WORK REQUIRED
Copy out every line that contains "Ruptures".

LISTED ENTRIES

☆ ☆ ☆ ☆ ☆

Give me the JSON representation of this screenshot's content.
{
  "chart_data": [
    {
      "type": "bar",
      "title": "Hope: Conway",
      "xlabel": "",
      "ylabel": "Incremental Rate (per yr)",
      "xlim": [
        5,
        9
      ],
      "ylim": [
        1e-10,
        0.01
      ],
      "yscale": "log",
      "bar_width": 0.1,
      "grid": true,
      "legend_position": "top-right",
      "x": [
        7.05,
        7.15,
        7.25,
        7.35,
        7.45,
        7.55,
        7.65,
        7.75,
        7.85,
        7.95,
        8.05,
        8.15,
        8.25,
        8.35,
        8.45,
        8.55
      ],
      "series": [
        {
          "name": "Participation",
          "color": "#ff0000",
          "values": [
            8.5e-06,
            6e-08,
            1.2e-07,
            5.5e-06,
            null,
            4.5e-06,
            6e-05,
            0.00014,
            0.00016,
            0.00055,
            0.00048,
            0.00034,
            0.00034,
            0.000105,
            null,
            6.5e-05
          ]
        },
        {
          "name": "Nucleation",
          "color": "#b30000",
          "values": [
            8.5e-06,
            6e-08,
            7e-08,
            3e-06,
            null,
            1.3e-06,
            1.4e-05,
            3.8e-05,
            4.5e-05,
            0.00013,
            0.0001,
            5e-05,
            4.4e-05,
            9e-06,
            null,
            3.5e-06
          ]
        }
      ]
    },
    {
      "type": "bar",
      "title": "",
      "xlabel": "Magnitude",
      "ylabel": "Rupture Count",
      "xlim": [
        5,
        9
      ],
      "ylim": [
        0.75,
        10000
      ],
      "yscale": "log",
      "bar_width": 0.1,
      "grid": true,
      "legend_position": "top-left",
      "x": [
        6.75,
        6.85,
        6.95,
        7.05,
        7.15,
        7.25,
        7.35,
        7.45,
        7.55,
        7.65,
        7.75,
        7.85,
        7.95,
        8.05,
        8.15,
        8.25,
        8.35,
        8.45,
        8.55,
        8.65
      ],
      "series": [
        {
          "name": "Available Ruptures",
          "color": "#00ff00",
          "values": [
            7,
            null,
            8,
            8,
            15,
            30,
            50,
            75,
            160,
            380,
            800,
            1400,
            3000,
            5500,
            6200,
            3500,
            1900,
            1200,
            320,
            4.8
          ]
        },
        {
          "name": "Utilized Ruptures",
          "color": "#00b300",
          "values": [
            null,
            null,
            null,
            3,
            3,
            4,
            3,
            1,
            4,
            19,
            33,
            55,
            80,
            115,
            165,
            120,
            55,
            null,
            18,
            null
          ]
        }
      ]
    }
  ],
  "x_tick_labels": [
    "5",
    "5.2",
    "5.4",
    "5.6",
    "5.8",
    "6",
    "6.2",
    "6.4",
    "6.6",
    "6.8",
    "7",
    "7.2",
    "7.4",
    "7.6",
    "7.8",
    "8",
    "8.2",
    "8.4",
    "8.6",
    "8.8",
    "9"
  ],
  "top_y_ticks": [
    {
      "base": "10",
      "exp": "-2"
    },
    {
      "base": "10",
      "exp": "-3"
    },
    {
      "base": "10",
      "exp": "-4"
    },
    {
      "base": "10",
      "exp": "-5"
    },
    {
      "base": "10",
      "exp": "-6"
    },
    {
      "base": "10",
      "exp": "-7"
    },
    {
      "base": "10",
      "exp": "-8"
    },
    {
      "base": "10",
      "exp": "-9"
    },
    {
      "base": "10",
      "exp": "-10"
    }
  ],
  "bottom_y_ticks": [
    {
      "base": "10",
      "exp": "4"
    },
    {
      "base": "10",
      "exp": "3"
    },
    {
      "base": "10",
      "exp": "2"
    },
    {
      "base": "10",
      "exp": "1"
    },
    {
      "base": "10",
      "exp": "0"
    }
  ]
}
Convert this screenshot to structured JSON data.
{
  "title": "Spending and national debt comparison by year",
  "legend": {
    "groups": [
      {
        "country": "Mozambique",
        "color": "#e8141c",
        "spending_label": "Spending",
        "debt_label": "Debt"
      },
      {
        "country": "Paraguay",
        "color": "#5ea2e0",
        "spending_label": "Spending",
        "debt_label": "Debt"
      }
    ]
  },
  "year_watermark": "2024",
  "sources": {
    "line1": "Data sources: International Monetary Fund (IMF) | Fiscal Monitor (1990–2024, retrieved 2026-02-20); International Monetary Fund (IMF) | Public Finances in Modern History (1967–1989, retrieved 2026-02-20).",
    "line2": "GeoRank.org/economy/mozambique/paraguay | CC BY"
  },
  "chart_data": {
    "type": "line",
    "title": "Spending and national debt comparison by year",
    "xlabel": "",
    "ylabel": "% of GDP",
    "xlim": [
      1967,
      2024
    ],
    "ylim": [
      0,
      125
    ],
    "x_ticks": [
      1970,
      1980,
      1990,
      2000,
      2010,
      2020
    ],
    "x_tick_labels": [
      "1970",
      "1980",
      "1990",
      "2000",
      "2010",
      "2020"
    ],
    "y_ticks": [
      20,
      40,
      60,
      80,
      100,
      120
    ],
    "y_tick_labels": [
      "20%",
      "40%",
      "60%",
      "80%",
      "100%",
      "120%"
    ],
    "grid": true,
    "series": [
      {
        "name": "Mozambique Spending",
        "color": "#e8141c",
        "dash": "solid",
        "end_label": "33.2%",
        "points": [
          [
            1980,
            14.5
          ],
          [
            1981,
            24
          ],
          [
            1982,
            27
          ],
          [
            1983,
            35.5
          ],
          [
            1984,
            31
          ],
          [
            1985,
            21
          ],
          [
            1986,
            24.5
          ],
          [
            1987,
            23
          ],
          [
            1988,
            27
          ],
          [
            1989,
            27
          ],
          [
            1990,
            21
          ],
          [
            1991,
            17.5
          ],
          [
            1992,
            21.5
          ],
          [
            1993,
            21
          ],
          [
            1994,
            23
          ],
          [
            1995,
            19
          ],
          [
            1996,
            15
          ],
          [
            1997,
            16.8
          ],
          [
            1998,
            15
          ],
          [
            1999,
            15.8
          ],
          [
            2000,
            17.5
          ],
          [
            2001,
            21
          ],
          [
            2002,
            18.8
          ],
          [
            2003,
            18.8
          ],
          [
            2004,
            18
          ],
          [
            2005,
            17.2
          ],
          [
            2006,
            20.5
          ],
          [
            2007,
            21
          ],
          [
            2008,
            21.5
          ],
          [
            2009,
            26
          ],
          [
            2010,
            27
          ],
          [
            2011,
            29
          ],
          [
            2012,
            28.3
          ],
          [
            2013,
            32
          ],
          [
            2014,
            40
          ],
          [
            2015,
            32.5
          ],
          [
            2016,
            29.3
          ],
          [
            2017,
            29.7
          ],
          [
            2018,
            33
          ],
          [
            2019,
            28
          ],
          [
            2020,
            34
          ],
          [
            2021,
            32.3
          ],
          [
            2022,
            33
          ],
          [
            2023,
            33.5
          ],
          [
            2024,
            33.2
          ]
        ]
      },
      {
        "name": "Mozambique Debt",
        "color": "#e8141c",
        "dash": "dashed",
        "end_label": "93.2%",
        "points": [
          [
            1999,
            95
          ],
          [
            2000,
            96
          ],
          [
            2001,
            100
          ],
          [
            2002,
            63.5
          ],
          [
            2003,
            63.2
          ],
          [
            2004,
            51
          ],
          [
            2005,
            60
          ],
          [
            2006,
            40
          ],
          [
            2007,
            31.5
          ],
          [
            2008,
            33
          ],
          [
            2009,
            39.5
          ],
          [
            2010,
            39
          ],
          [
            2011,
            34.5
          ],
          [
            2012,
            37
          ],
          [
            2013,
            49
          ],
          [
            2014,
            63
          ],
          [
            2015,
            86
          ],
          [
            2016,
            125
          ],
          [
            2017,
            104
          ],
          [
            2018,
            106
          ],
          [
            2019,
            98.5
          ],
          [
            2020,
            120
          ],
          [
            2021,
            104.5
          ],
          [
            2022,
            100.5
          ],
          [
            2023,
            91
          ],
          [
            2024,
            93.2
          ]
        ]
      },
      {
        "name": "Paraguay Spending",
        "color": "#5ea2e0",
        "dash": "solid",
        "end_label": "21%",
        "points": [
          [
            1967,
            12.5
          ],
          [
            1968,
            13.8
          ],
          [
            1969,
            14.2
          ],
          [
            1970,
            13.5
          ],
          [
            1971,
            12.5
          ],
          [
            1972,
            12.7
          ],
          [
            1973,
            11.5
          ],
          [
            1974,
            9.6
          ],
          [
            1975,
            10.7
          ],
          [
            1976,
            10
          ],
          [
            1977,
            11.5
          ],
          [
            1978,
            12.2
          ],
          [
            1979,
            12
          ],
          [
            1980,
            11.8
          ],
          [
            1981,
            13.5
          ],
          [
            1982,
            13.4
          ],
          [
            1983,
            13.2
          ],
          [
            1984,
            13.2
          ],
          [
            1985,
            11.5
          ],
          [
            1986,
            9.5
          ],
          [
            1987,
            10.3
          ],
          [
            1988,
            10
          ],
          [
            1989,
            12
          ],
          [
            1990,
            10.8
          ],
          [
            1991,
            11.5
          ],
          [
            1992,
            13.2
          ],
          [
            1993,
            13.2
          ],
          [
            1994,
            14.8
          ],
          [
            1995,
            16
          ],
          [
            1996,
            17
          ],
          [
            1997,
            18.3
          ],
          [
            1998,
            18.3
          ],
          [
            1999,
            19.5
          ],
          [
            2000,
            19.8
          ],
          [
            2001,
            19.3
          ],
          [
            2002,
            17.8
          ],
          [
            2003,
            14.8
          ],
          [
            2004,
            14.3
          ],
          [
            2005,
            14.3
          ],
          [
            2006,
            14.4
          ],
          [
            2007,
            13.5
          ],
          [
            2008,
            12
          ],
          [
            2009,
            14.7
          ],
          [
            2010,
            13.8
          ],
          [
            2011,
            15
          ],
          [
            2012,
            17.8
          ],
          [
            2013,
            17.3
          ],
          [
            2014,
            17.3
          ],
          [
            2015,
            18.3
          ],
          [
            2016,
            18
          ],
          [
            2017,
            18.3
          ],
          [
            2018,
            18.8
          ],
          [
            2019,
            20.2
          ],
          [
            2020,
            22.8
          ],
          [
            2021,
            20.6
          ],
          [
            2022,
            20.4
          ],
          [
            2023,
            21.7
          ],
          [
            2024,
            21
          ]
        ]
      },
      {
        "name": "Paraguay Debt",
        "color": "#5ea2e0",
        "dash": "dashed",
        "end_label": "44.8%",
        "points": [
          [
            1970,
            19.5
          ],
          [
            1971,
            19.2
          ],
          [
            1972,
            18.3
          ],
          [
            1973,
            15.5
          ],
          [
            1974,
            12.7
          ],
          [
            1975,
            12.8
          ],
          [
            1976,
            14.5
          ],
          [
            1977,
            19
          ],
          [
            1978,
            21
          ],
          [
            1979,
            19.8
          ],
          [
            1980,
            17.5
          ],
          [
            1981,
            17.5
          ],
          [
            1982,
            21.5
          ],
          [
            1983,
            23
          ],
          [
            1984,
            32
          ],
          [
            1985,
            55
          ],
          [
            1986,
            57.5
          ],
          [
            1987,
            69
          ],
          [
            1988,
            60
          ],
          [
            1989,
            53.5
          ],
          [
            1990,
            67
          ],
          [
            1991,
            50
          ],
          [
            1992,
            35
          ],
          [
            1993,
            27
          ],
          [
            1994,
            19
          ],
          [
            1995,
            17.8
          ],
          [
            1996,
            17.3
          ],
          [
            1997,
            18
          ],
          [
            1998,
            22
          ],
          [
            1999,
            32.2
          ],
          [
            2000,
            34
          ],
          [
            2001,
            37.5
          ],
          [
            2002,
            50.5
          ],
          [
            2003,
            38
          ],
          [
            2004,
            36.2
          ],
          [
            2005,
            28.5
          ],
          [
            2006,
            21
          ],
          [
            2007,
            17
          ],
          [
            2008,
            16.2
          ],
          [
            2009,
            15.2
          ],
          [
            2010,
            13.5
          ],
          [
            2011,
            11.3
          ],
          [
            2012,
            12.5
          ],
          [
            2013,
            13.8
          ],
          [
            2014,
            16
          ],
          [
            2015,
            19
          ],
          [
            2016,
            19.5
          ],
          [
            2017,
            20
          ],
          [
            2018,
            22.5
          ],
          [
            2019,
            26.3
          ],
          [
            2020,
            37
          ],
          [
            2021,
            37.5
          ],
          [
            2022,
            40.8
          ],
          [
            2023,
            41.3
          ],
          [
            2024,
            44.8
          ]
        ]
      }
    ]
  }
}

☆ ☆ ☆ ☆ ☆

COMPLETE OUTPUT
          "name": "Available Ruptures",
          "name": "Utilized Ruptures",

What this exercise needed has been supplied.